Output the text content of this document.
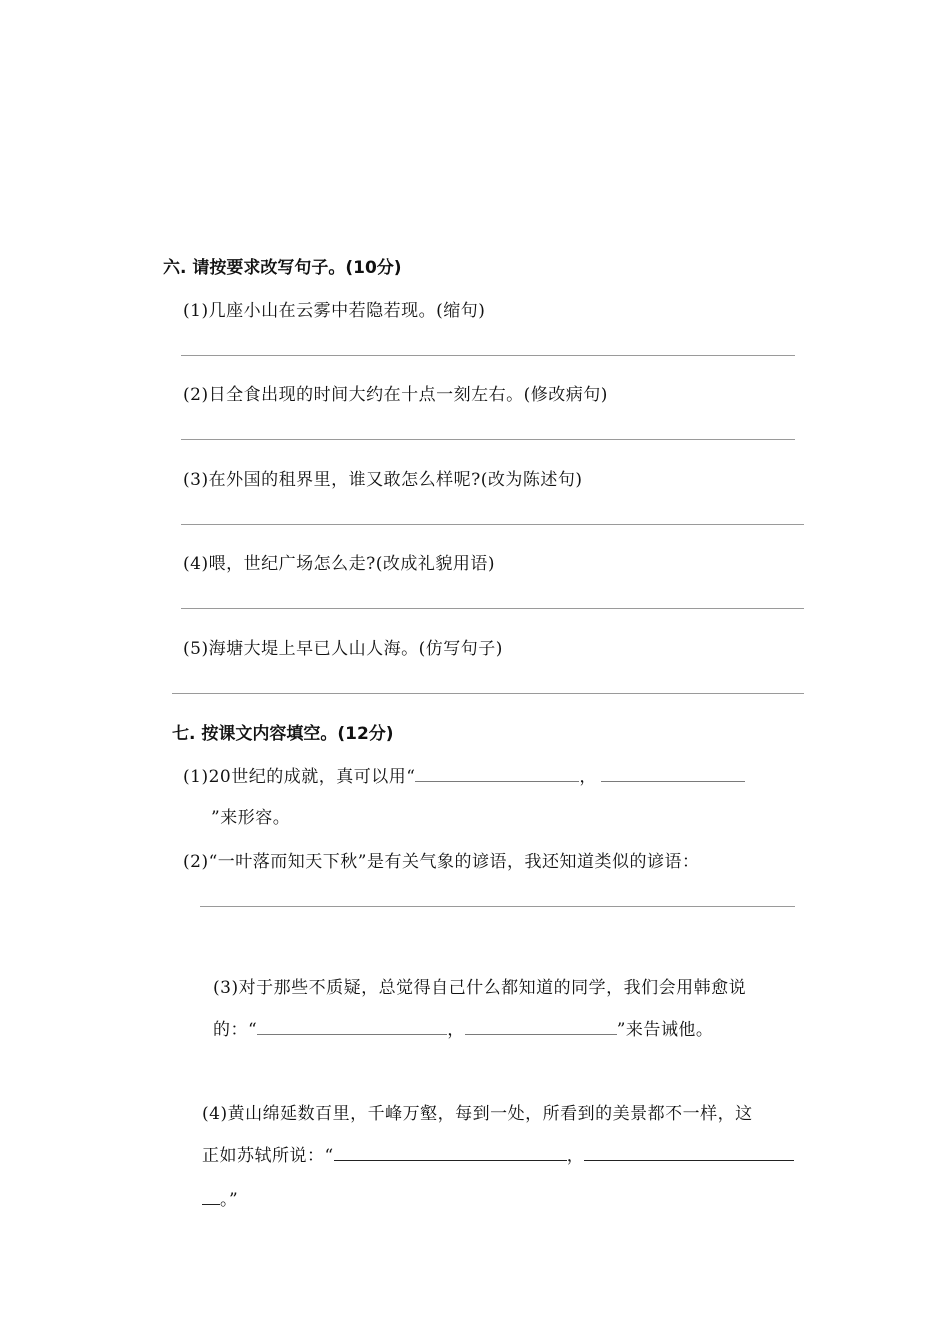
六. 请按要求改写句子。(10分)
(1)几座小山在云雾中若隐若现。(缩句)
(2)日全食出现的时间大约在十点一刻左右。(修改病句)
(3)在外国的租界里，谁又敢怎么样呢?(改为陈述句)
(4)喂，世纪广场怎么走?(改成礼貌用语)
(5)海塘大堤上早已人山人海。(仿写句子)
七. 按课文内容填空。(12分)
(1)20世纪的成就，真可以用“	，
”来形容。
(2)“一叶落而知天下秋”是有关气象的谚语，我还知道类似的谚语：
(3)对于那些不质疑，总觉得自己什么都知道的同学，我们会用韩愈说
的：“	，	”来告诫他。
(4)黄山绵延数百里，千峰万壑，每到一处，所看到的美景都不一样，这
正如苏轼所说：“	，
。”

▸ DIRECTIONS FOR THIS TASK
Omitting all images, print the listing exactly.

▸ RESPONSE TO THE EXERCISE
Output the text content of this document.
六. 请按要求改写句子。(10分)
(1)几座小山在云雾中若隐若现。(缩句)
(2)日全食出现的时间大约在十点一刻左右。(修改病句)
(3)在外国的租界里，谁又敢怎么样呢?(改为陈述句)
(4)喂，世纪广场怎么走?(改成礼貌用语)
(5)海塘大堤上早已人山人海。(仿写句子)
七. 按课文内容填空。(12分)
(1)20世纪的成就，真可以用“	，
”来形容。
(2)“一叶落而知天下秋”是有关气象的谚语，我还知道类似的谚语：
(3)对于那些不质疑，总觉得自己什么都知道的同学，我们会用韩愈说
的：“	，	”来告诫他。
(4)黄山绵延数百里，千峰万壑，每到一处，所看到的美景都不一样，这
正如苏轼所说：“	，
。”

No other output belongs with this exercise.